Instructions to follow — Each line that holds the word "from" should be returned.

━━ Dataset content ━━

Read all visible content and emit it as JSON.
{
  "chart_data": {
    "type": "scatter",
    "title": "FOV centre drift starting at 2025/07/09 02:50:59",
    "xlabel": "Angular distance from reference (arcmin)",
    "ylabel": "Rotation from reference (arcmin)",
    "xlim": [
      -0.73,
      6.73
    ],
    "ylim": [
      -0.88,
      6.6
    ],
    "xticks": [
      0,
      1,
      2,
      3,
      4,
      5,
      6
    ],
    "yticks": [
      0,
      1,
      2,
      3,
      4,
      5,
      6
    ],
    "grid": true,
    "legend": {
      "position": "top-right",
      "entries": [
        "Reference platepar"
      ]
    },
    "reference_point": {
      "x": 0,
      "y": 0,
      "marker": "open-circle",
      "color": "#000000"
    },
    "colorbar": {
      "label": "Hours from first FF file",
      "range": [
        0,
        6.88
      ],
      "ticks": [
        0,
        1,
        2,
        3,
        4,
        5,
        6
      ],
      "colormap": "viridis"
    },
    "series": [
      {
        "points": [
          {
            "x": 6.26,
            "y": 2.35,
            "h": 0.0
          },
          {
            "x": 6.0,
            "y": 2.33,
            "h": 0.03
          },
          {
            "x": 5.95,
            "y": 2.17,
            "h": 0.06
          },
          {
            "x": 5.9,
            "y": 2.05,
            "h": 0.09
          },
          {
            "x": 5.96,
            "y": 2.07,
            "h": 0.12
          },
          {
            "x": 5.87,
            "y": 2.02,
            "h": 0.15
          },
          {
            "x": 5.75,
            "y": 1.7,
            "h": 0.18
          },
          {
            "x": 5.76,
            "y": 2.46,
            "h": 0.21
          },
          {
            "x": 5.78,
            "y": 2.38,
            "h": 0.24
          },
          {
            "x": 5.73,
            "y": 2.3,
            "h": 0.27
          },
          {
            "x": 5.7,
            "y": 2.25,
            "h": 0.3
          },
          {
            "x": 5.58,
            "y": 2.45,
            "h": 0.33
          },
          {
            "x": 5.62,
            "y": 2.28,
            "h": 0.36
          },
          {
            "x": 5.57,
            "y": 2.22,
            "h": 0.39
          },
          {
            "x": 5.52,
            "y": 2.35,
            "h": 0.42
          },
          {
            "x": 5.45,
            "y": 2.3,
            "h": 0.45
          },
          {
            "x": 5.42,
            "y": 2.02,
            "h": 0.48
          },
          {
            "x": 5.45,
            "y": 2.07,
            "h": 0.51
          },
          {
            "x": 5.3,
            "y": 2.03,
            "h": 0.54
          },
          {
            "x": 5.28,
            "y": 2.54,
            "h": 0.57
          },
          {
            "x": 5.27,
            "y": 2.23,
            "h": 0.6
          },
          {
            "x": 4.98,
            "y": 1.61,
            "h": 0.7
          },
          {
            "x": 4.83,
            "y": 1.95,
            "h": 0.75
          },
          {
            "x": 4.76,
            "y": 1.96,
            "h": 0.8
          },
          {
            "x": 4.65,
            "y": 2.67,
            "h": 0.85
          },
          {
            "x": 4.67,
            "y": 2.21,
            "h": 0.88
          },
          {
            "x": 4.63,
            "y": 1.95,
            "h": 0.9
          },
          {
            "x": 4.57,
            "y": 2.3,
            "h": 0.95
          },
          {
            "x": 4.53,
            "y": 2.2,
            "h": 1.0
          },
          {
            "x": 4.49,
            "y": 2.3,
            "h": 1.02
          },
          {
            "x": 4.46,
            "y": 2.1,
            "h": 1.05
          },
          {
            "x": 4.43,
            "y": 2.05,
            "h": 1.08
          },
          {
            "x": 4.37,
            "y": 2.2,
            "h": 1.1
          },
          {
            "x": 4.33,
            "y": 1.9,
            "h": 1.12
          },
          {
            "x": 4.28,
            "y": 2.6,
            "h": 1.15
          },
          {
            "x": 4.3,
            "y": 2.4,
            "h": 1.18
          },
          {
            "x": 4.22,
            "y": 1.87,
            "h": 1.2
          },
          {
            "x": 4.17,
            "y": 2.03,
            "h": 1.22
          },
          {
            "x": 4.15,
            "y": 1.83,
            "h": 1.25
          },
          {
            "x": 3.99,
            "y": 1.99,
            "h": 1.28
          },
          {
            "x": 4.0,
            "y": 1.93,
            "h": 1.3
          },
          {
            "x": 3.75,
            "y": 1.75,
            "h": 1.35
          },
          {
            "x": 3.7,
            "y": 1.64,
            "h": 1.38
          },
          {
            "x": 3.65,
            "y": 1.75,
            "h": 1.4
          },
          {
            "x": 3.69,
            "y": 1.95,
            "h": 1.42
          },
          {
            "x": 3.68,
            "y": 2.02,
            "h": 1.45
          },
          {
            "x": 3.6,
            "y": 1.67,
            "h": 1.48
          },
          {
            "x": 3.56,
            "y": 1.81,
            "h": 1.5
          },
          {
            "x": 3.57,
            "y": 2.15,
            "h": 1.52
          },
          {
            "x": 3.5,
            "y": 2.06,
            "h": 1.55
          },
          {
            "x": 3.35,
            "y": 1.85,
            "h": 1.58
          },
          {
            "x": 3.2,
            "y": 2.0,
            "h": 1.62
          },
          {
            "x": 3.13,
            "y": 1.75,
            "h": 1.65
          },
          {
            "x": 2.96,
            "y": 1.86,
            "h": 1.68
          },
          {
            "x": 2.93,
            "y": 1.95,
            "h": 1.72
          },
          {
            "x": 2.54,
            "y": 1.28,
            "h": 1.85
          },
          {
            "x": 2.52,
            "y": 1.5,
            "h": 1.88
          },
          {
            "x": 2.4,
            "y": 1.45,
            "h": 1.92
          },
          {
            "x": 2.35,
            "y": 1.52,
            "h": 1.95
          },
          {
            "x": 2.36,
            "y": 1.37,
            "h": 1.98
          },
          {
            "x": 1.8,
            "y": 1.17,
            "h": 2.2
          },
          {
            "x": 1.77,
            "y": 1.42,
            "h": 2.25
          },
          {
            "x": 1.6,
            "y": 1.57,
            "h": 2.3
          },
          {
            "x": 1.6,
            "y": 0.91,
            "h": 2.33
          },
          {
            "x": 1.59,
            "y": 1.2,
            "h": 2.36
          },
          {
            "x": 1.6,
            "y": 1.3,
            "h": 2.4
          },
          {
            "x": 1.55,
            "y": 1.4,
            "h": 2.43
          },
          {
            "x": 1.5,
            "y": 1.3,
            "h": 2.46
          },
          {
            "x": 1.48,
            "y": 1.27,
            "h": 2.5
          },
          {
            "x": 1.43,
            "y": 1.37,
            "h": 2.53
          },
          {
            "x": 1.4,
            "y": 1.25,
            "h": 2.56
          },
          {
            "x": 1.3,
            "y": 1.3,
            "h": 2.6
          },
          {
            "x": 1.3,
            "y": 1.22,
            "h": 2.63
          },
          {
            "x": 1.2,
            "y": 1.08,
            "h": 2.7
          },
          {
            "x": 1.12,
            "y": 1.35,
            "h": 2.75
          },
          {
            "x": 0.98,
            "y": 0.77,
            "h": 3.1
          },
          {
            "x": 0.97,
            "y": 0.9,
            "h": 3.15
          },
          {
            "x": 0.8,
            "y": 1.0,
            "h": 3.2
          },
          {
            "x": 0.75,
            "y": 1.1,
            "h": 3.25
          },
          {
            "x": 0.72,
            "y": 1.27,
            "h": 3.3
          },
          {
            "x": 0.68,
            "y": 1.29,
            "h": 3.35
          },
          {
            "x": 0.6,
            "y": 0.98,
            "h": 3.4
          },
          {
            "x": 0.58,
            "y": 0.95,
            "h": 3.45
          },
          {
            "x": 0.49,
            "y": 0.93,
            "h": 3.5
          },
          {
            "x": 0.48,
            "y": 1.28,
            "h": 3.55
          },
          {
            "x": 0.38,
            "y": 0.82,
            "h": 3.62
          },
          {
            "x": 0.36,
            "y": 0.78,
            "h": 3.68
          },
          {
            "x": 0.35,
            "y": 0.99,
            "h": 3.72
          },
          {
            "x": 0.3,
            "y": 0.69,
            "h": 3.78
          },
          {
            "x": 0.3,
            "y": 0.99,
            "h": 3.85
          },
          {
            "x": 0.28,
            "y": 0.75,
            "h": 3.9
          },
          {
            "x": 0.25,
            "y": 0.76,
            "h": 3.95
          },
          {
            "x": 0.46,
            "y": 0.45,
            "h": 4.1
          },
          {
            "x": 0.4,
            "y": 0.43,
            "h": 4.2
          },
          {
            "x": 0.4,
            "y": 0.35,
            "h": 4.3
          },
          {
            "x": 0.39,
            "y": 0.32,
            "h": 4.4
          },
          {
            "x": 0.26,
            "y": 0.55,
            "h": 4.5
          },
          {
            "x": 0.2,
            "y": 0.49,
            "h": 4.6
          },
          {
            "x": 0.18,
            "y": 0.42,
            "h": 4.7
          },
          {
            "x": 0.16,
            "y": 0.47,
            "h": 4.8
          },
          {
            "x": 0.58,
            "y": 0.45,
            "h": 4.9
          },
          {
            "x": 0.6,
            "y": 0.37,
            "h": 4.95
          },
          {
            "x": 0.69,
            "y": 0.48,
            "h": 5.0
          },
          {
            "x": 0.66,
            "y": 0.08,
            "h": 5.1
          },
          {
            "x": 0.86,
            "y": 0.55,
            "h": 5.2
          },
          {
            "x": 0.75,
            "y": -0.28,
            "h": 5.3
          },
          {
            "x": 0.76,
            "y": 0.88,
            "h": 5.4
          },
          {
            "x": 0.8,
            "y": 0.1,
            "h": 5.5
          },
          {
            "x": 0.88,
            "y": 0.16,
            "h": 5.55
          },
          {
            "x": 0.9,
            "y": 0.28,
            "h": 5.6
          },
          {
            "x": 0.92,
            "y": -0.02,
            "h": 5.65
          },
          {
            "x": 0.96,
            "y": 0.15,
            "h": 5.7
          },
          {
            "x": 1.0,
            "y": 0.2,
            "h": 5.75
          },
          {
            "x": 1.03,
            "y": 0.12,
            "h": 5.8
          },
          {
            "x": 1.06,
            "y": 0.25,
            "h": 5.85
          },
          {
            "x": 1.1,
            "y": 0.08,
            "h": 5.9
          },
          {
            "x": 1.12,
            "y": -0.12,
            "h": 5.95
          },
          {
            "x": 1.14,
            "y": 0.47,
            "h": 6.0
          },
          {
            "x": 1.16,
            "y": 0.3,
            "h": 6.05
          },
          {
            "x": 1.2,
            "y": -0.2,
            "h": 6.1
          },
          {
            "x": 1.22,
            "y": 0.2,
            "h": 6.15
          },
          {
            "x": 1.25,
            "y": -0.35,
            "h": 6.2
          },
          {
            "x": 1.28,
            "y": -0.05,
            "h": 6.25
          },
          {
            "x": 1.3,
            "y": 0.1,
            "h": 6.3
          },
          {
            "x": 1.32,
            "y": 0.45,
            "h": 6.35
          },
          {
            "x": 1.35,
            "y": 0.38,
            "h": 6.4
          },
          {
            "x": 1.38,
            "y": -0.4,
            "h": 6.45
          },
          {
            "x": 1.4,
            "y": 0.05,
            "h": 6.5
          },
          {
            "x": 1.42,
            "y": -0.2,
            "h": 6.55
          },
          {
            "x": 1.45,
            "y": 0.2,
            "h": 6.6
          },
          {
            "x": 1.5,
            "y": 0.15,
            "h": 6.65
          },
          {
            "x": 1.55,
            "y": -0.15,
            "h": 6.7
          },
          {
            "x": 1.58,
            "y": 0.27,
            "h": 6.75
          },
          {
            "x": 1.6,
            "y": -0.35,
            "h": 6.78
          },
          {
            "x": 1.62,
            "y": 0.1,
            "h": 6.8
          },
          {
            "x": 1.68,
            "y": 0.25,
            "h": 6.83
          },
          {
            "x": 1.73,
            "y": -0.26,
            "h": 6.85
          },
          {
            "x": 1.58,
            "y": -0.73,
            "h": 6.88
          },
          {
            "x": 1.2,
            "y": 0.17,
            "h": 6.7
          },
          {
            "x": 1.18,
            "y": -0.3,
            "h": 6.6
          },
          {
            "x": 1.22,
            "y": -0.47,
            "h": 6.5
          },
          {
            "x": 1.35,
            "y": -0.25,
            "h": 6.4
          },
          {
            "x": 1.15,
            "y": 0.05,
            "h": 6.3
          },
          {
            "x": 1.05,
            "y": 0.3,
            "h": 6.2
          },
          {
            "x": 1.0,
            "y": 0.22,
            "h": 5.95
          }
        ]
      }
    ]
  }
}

━━━

Answer for this exercise —
    "xlabel": "Angular distance from reference (arcmin)",
    "ylabel": "Rotation from reference (arcmin)",
      "label": "Hours from first FF file",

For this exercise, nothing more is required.